* **Given request**
Search the entries below. Return every line that has "JSON" in it.
━━ Extracted records ━━
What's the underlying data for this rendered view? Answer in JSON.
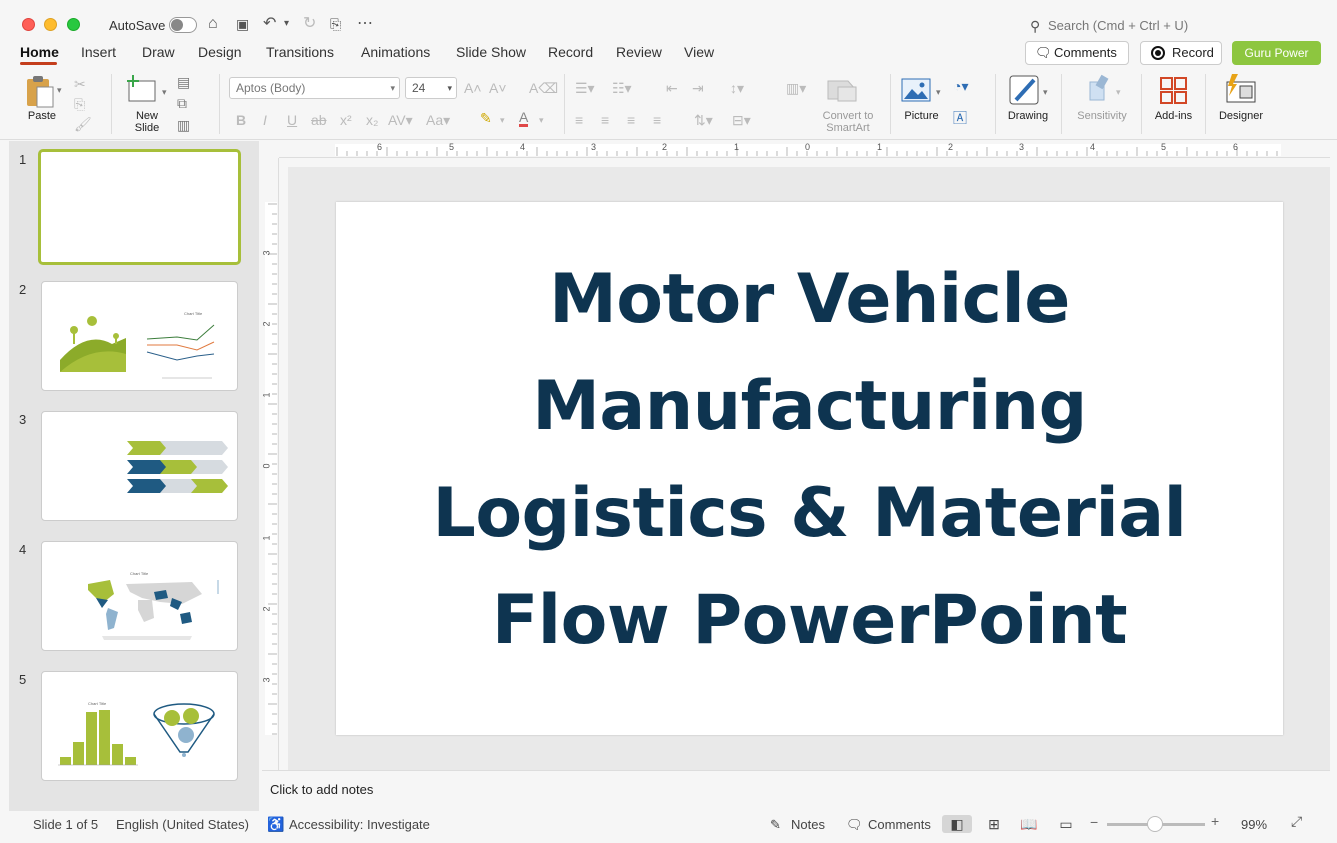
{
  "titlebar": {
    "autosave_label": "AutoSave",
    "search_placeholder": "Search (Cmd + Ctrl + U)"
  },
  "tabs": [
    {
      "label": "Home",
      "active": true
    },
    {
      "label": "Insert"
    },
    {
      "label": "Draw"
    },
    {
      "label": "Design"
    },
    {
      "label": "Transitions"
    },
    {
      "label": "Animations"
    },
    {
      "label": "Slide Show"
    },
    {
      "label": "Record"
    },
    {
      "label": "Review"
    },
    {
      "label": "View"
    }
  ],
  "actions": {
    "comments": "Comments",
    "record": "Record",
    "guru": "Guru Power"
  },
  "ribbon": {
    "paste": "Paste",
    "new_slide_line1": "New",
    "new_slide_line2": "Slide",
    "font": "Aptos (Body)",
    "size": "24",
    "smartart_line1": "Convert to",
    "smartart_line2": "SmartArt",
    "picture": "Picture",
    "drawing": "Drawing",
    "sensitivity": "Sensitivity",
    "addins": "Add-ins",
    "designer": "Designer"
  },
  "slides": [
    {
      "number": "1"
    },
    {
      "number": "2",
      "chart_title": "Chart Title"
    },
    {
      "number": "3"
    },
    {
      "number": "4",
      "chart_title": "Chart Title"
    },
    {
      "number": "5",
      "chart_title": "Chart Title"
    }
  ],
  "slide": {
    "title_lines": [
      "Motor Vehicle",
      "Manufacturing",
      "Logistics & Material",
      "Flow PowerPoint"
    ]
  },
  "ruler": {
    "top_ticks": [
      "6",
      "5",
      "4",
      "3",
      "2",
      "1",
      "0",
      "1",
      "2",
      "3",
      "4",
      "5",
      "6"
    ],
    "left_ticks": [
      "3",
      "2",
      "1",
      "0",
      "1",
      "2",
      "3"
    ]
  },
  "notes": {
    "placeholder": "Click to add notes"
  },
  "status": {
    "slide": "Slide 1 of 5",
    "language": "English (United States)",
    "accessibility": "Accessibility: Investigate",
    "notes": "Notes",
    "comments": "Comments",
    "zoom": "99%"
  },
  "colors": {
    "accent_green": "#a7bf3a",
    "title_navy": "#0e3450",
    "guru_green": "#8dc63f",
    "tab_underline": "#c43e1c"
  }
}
━━━
━━ Extracted records ━━
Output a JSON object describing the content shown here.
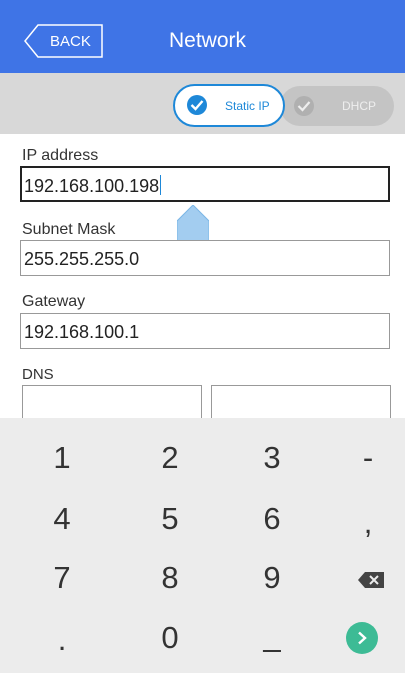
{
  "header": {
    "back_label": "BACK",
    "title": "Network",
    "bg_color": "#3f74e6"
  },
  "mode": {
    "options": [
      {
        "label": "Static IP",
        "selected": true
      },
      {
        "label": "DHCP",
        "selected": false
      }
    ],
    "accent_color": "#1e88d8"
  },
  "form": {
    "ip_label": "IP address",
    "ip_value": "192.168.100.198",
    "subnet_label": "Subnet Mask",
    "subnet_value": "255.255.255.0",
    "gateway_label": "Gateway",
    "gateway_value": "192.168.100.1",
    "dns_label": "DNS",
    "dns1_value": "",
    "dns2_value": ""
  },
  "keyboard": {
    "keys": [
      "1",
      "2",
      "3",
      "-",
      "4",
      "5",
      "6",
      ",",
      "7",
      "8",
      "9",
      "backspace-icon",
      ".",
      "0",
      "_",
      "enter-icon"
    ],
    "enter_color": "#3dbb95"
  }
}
━━━
━━ Extracted records ━━
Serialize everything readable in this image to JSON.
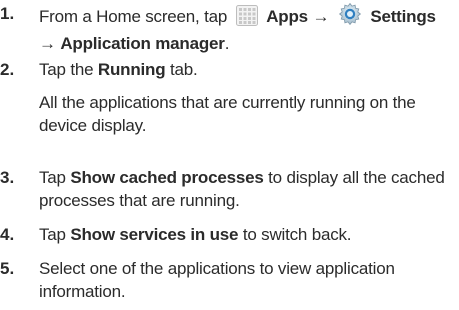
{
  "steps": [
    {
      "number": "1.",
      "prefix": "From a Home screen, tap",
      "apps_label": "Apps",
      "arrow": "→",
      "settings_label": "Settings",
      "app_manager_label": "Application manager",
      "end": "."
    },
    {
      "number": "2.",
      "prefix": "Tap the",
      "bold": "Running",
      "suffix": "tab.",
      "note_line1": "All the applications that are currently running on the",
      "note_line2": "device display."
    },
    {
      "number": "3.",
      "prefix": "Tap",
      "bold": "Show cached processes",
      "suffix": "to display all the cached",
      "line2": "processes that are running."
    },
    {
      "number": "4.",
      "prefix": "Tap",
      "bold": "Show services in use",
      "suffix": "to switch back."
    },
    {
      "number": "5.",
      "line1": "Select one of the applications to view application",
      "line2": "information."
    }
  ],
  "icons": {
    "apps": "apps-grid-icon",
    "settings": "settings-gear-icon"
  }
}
━━━
* **Final result**
What's the underlying data for this rendered view? Answer in JSON.
Output a JSON object describing the content shown here.
Serialize everything readable in this image to JSON.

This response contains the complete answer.